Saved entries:
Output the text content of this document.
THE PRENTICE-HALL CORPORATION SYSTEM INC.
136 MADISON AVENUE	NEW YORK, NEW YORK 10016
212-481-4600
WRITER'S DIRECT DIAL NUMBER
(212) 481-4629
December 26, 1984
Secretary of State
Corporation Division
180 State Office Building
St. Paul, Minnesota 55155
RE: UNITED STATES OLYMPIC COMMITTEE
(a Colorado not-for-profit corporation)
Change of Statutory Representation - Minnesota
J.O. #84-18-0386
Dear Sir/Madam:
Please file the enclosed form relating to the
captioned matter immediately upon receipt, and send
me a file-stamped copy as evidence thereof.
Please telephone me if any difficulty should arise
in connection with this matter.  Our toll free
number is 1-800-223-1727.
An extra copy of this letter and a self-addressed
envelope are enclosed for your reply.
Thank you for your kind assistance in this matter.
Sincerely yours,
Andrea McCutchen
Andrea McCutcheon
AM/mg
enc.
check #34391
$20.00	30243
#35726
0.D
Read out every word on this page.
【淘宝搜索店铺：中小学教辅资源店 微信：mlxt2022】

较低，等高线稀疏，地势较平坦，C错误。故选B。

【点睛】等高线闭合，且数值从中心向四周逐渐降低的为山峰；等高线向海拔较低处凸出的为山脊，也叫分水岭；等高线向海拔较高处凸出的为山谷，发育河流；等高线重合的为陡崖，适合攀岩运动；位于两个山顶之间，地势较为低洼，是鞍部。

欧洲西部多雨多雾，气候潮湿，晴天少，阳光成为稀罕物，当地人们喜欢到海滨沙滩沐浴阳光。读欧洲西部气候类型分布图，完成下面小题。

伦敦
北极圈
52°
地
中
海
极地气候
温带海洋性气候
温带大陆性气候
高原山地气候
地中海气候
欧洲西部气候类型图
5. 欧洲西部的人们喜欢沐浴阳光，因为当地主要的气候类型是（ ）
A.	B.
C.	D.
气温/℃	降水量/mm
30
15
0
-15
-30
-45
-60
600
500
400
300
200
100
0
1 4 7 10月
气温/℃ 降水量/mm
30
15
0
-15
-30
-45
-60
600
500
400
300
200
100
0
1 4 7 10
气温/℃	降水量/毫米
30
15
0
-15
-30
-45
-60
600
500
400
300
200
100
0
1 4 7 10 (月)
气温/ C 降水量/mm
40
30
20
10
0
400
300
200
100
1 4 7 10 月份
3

▶ _WHAT YOU SHOULD DO_
Repeat exactly the lines from the one containing "Read out every word on this page." through the last line of the records above, both included, and nothing else.

▶ _WRITTEN SOLUTION_
Read out every word on this page.
【淘宝搜索店铺：中小学教辅资源店 微信：mlxt2022】

较低，等高线稀疏，地势较平坦，C错误。故选B。

【点睛】等高线闭合，且数值从中心向四周逐渐降低的为山峰；等高线向海拔较低处凸出的为山脊，也叫分水岭；等高线向海拔较高处凸出的为山谷，发育河流；等高线重合的为陡崖，适合攀岩运动；位于两个山顶之间，地势较为低洼，是鞍部。

欧洲西部多雨多雾，气候潮湿，晴天少，阳光成为稀罕物，当地人们喜欢到海滨沙滩沐浴阳光。读欧洲西部气候类型分布图，完成下面小题。

伦敦
北极圈
52°
地
中
海
极地气候
温带海洋性气候
温带大陆性气候
高原山地气候
地中海气候
欧洲西部气候类型图
5. 欧洲西部的人们喜欢沐浴阳光，因为当地主要的气候类型是（ ）
A.	B.
C.	D.
气温/℃	降水量/mm
30
15
0
-15
-30
-45
-60
600
500
400
300
200
100
0
1 4 7 10月
气温/℃ 降水量/mm
30
15
0
-15
-30
-45
-60
600
500
400
300
200
100
0
1 4 7 10
气温/℃	降水量/毫米
30
15
0
-15
-30
-45
-60
600
500
400
300
200
100
0
1 4 7 10 (月)
气温/ C 降水量/mm
40
30
20
10
0
400
300
200
100
1 4 7 10 月份
3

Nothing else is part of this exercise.